What is expected —
Your answer should be a single number: the count of lines holding the word "this".

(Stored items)
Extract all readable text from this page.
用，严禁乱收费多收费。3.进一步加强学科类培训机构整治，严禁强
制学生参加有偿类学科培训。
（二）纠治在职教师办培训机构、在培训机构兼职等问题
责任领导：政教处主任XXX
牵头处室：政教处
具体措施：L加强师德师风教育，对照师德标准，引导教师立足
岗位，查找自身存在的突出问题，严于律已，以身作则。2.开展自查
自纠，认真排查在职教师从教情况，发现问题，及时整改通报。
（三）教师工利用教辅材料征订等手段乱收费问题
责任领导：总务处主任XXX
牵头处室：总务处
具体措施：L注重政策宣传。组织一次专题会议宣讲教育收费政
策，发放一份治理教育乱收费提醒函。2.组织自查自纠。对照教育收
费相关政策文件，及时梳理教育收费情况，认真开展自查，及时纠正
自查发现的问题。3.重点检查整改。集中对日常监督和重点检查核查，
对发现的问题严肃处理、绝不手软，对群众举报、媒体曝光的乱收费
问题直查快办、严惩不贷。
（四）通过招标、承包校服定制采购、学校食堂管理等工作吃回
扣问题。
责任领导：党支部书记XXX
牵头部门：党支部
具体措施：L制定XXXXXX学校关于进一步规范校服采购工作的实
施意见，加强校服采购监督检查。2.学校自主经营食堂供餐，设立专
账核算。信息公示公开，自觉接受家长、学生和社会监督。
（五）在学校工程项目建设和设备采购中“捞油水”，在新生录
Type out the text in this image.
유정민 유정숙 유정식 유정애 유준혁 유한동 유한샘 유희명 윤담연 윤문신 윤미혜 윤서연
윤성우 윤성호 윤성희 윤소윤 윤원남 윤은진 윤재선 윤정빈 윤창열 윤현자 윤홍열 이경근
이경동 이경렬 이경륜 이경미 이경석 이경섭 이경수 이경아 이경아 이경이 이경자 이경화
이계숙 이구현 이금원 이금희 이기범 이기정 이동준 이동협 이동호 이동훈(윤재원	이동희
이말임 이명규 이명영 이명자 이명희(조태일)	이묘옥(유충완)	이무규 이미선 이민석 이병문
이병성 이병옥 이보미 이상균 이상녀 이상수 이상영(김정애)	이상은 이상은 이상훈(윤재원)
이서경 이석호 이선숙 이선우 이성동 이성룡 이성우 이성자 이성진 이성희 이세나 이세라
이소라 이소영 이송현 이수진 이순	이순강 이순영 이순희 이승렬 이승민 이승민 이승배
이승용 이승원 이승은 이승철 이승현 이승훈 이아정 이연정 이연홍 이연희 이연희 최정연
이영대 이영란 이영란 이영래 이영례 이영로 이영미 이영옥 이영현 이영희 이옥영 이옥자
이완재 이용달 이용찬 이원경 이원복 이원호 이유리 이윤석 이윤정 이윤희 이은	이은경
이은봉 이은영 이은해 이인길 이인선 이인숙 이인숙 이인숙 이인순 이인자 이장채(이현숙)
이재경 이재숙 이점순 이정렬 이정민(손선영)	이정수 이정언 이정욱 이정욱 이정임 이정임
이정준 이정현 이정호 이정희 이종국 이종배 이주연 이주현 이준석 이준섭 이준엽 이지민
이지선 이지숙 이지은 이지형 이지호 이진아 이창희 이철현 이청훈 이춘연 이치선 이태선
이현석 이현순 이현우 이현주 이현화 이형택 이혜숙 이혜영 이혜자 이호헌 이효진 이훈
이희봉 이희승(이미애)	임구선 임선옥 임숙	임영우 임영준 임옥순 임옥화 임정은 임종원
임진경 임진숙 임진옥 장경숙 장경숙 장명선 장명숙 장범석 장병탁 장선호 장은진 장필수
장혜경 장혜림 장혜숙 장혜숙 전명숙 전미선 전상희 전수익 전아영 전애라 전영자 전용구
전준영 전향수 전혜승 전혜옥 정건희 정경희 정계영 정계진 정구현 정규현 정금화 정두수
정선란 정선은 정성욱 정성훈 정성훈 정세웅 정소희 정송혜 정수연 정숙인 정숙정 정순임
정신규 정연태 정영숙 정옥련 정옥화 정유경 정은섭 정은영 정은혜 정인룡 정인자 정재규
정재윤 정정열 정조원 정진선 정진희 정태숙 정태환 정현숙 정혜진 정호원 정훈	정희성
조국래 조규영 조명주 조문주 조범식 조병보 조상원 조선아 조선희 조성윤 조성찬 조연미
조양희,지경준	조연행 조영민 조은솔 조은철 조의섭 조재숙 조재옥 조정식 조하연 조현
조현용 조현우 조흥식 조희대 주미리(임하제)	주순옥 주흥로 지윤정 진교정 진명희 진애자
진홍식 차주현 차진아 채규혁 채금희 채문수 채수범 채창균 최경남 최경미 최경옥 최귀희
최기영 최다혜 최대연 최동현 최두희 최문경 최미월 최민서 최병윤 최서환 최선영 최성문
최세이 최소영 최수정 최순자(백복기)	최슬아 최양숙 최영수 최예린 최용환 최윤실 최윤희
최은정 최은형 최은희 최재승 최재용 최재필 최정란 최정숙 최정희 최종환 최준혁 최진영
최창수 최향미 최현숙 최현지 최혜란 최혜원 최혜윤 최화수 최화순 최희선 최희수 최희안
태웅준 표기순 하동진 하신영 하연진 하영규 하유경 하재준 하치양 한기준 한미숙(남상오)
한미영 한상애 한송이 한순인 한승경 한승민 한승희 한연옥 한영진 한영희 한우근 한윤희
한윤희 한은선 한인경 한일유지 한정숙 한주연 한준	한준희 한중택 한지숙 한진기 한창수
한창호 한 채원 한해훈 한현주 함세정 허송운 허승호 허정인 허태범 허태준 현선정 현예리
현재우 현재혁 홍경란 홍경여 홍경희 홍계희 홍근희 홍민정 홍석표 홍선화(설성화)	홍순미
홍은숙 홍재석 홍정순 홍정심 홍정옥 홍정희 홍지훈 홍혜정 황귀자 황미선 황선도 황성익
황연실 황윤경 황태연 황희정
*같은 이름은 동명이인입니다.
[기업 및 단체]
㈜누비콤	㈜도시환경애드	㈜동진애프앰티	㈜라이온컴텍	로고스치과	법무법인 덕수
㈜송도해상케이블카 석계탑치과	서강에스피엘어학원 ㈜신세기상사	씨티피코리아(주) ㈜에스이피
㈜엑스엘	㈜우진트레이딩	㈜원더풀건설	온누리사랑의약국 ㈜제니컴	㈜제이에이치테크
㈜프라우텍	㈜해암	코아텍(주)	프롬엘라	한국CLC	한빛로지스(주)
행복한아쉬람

Solution to the problem —
2